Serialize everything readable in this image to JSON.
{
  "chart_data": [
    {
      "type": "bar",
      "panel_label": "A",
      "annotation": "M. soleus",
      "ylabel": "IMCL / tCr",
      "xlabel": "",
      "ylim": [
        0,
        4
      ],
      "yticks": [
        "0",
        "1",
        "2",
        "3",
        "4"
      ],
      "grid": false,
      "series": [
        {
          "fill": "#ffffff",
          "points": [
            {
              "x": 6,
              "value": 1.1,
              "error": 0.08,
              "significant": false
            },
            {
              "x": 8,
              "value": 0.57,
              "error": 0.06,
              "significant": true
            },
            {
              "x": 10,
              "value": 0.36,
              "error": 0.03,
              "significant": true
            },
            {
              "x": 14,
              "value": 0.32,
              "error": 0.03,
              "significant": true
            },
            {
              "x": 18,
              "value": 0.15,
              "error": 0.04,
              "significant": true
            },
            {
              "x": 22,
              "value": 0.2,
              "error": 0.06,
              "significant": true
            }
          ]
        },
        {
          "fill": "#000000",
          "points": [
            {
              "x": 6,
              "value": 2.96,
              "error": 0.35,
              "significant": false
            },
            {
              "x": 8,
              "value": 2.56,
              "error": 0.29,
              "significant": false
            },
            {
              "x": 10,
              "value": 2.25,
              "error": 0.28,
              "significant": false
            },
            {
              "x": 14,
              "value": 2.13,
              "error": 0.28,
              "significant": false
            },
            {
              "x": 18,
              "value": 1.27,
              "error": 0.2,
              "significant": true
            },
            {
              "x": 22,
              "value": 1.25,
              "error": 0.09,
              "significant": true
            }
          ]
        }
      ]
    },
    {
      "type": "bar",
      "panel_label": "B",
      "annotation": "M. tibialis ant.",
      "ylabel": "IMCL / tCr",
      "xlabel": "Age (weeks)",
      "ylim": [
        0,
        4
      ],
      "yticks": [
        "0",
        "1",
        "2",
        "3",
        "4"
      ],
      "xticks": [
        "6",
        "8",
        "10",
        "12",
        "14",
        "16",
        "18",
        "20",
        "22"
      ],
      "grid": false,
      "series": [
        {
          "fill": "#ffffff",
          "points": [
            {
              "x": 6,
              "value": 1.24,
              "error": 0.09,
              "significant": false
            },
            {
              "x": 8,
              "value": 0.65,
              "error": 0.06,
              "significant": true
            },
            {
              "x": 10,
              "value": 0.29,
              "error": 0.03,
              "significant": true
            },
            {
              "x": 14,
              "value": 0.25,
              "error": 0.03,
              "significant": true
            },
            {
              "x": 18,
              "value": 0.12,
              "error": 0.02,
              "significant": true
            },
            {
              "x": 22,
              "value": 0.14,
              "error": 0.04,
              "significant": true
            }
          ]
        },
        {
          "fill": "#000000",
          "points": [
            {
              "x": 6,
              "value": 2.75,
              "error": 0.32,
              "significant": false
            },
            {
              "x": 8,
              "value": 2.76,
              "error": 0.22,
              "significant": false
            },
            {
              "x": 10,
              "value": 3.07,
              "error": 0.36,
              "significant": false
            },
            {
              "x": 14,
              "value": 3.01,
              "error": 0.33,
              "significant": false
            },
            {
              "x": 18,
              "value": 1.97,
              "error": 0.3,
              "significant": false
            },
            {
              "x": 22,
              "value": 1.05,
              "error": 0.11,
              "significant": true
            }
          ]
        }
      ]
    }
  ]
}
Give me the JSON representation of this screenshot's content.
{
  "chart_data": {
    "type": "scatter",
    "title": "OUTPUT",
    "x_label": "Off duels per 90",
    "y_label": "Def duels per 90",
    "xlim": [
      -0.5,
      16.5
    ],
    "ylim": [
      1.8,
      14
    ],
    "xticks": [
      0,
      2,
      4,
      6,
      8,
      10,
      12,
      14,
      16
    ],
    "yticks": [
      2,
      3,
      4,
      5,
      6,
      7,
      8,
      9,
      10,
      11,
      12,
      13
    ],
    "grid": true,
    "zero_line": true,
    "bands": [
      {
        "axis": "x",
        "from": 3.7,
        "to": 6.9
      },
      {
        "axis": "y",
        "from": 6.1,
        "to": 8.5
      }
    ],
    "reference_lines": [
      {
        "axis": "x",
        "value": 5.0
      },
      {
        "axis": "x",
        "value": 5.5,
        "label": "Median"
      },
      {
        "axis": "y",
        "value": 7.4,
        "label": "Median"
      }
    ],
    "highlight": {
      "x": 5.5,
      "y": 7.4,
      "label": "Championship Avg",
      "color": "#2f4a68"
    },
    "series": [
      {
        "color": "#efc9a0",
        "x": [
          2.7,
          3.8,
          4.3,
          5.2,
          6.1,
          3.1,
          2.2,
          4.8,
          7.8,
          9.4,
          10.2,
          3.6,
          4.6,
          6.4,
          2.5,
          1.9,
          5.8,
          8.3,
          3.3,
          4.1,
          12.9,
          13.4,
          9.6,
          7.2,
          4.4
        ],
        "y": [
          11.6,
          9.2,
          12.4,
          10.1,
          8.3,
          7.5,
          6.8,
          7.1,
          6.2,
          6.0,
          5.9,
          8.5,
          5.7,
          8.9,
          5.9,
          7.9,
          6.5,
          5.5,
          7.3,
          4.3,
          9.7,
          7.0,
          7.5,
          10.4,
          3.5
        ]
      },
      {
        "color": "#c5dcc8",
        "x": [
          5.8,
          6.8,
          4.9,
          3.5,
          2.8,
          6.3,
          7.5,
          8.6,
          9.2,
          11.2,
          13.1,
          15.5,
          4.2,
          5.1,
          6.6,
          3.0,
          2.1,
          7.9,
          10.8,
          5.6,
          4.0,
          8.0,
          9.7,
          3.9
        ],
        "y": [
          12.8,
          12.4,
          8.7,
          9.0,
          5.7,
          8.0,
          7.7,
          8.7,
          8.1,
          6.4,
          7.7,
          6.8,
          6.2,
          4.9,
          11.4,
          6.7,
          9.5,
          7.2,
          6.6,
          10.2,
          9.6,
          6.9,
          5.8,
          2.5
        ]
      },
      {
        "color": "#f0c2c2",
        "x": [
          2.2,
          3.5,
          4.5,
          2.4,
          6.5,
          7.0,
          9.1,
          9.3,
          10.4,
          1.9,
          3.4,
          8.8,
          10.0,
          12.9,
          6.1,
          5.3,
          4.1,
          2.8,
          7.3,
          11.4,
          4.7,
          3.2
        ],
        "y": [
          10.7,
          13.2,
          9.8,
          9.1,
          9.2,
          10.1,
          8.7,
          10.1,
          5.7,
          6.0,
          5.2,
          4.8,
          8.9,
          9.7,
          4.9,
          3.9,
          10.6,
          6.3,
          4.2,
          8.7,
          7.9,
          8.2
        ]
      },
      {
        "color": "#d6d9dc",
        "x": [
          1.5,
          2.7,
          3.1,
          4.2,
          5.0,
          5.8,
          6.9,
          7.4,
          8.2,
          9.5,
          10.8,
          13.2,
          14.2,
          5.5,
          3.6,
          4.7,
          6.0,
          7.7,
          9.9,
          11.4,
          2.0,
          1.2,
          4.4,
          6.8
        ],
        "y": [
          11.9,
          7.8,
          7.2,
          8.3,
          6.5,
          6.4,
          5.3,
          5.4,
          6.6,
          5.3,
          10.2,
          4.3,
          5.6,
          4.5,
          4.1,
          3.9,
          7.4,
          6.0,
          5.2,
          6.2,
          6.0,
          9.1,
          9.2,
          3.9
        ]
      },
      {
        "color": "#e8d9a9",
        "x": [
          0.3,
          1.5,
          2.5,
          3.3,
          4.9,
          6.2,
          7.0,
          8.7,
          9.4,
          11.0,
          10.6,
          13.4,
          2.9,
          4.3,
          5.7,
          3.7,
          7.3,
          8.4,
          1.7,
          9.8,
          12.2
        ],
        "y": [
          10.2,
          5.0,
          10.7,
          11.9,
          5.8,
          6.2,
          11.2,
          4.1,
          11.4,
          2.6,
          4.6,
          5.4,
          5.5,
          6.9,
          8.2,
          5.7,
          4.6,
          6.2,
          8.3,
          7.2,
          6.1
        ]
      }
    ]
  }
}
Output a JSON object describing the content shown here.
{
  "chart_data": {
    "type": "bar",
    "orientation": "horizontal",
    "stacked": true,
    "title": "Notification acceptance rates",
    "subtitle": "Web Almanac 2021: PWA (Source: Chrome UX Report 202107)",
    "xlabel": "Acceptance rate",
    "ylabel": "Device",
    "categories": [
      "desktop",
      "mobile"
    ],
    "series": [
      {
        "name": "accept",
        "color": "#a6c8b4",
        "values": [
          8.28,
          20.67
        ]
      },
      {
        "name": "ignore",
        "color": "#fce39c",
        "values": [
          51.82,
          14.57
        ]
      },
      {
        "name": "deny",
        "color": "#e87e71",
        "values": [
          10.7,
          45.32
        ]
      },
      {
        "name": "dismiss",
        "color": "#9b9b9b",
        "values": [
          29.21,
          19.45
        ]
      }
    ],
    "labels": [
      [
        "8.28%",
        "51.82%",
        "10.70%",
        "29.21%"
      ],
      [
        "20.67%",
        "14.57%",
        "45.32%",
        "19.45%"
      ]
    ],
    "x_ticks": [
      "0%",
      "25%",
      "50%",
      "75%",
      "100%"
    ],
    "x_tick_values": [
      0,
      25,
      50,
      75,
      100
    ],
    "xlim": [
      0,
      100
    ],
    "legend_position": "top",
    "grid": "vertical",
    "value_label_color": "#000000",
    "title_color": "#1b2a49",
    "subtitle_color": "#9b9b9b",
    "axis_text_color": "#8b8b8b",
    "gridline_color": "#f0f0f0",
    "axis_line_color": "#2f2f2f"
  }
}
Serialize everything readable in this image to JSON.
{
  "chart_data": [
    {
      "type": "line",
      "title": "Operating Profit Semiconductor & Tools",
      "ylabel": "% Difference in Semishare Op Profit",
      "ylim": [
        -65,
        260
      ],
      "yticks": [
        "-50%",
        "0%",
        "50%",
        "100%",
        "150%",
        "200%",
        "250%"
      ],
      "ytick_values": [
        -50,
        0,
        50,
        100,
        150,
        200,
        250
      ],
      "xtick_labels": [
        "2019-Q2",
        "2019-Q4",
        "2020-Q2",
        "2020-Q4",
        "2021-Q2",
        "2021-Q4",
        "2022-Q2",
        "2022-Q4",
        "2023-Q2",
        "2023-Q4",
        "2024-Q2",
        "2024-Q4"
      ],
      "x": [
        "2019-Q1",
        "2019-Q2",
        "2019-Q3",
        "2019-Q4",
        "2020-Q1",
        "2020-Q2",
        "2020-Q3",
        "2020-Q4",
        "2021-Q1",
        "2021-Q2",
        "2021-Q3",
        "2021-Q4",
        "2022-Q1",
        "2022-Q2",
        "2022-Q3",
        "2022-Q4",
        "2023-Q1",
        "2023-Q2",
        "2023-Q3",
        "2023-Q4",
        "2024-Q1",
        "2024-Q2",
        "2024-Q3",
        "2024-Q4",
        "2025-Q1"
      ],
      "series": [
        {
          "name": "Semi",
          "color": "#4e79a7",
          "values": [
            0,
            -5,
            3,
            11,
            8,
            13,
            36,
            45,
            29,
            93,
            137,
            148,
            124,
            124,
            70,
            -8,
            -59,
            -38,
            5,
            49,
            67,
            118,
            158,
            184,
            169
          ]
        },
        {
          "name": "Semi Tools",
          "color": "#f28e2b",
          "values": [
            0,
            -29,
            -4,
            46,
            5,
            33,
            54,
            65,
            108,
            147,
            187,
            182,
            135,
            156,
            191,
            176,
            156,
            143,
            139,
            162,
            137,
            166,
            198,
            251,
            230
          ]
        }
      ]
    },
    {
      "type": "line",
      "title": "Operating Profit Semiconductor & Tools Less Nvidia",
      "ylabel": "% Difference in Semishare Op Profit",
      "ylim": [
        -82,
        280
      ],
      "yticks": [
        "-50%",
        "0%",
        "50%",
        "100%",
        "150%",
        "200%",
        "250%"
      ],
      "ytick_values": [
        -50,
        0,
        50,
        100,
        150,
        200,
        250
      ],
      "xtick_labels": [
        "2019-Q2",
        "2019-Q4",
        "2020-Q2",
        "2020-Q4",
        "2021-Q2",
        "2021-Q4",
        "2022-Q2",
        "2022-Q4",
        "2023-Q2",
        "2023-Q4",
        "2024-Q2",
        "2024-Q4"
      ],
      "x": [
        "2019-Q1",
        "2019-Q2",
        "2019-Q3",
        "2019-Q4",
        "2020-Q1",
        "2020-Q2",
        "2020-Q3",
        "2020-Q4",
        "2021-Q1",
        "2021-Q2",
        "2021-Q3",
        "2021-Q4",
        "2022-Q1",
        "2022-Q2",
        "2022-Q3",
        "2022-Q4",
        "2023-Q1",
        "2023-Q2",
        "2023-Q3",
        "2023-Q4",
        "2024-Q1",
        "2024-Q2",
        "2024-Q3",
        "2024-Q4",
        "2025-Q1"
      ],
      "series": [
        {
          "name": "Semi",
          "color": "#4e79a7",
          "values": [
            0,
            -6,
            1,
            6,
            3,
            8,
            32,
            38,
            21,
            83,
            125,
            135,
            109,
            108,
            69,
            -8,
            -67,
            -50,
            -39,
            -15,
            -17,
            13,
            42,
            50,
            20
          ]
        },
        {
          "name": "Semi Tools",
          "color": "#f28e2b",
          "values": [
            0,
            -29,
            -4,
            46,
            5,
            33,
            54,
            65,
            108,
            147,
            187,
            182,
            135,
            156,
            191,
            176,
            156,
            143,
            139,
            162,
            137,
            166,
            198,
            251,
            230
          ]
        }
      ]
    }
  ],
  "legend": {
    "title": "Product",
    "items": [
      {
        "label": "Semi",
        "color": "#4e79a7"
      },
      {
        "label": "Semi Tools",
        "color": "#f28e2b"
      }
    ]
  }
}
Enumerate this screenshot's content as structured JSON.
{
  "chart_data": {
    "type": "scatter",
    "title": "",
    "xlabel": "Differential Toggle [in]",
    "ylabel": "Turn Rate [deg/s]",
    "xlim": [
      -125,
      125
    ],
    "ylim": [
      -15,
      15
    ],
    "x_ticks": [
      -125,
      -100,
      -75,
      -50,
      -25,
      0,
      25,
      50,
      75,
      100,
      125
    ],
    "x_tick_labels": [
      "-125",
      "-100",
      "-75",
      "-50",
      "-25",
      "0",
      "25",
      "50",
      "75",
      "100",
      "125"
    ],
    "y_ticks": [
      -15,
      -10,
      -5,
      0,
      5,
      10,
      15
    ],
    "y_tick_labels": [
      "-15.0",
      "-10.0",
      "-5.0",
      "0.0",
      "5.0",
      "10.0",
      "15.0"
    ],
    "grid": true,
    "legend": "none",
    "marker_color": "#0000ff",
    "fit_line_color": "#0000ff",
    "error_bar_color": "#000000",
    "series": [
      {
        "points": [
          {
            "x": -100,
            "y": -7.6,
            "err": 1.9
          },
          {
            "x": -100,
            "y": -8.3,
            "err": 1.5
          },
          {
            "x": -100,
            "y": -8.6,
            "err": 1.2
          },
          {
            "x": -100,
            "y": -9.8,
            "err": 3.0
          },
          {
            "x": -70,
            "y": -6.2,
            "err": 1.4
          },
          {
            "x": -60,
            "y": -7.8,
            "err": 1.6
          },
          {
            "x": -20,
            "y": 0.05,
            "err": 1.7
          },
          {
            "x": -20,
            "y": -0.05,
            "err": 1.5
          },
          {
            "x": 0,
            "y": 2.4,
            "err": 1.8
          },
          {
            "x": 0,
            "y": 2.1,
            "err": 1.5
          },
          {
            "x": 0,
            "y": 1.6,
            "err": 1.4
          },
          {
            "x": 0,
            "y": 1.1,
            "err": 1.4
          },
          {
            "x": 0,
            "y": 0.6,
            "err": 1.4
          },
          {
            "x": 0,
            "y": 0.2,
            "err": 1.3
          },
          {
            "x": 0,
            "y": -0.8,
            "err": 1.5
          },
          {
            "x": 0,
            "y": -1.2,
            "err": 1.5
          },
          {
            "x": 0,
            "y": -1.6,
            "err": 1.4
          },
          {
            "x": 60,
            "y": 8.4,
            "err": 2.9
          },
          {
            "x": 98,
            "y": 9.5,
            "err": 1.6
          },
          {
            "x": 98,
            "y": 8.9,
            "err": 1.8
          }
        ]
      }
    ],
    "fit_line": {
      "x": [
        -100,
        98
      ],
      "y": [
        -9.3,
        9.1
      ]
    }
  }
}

□ □ □

[STATED TASK]: Find and copy each line above that includes the string "content".

[REPLY TO THE TASK]:
Give me the JSON representation of this screenshot's content.
Output a JSON object describing the content shown here.
Enumerate this screenshot's content as structured JSON.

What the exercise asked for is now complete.